Entries from a collection
============
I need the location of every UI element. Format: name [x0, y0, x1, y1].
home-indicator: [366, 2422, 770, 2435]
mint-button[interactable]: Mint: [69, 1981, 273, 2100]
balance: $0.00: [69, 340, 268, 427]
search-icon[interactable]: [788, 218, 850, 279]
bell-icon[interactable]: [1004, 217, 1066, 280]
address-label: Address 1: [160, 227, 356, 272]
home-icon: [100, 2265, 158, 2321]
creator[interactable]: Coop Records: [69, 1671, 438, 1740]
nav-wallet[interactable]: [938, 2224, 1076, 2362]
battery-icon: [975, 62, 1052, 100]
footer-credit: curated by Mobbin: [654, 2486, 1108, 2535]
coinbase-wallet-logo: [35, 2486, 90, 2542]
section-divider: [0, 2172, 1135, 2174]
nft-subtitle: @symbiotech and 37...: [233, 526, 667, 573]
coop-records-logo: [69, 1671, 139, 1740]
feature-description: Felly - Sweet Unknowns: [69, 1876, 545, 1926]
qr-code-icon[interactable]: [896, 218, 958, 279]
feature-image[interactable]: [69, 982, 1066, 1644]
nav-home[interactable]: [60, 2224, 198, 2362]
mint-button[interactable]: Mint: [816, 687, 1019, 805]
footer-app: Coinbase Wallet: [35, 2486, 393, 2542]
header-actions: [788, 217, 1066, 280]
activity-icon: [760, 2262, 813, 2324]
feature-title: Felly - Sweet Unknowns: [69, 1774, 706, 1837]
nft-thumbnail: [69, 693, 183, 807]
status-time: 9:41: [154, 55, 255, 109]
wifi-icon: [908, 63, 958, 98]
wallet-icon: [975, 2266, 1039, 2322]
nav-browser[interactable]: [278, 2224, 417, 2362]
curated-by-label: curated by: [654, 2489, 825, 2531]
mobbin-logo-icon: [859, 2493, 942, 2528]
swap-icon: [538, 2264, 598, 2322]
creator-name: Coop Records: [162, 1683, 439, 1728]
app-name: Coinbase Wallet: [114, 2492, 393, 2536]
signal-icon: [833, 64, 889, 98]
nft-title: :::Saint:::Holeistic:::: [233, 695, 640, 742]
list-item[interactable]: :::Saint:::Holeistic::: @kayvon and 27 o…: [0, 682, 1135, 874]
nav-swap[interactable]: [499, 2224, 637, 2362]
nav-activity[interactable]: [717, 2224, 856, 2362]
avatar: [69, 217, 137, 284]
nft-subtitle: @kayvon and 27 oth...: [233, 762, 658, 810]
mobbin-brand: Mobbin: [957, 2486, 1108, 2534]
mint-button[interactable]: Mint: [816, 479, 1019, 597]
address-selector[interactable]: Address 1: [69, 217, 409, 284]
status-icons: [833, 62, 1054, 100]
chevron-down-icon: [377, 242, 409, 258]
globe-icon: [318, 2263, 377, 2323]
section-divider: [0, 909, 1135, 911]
============
**TASK BRIEF**
Rewrite the entries above as a numbered list, from the first line through the line that contains "creator-name: Coop Records: [162, 1683, 439, 1728]", including both. Leave out any blank lines.

**RESPONSE TO THE EXERCISE**
1. I need the location of every UI element. Format: name [x0, y0, x1, y1].
2. home-indicator: [366, 2422, 770, 2435]
3. mint-button[interactable]: Mint: [69, 1981, 273, 2100]
4. balance: $0.00: [69, 340, 268, 427]
5. search-icon[interactable]: [788, 218, 850, 279]
6. bell-icon[interactable]: [1004, 217, 1066, 280]
7. address-label: Address 1: [160, 227, 356, 272]
8. home-icon: [100, 2265, 158, 2321]
9. creator[interactable]: Coop Records: [69, 1671, 438, 1740]
10. nav-wallet[interactable]: [938, 2224, 1076, 2362]
11. battery-icon: [975, 62, 1052, 100]
12. footer-credit: curated by Mobbin: [654, 2486, 1108, 2535]
13. coinbase-wallet-logo: [35, 2486, 90, 2542]
14. section-divider: [0, 2172, 1135, 2174]
15. nft-subtitle: @symbiotech and 37...: [233, 526, 667, 573]
16. coop-records-logo: [69, 1671, 139, 1740]
17. feature-description: Felly - Sweet Unknowns: [69, 1876, 545, 1926]
18. qr-code-icon[interactable]: [896, 218, 958, 279]
19. feature-image[interactable]: [69, 982, 1066, 1644]
20. nav-home[interactable]: [60, 2224, 198, 2362]
21. mint-button[interactable]: Mint: [816, 687, 1019, 805]
22. footer-app: Coinbase Wallet: [35, 2486, 393, 2542]
23. header-actions: [788, 217, 1066, 280]
24. activity-icon: [760, 2262, 813, 2324]
25. feature-title: Felly - Sweet Unknowns: [69, 1774, 706, 1837]
26. nft-thumbnail: [69, 693, 183, 807]
27. status-time: 9:41: [154, 55, 255, 109]
28. wifi-icon: [908, 63, 958, 98]
29. wallet-icon: [975, 2266, 1039, 2322]
30. nav-browser[interactable]: [278, 2224, 417, 2362]
31. curated-by-label: curated by: [654, 2489, 825, 2531]
32. mobbin-logo-icon: [859, 2493, 942, 2528]
33. swap-icon: [538, 2264, 598, 2322]
34. creator-name: Coop Records: [162, 1683, 439, 1728]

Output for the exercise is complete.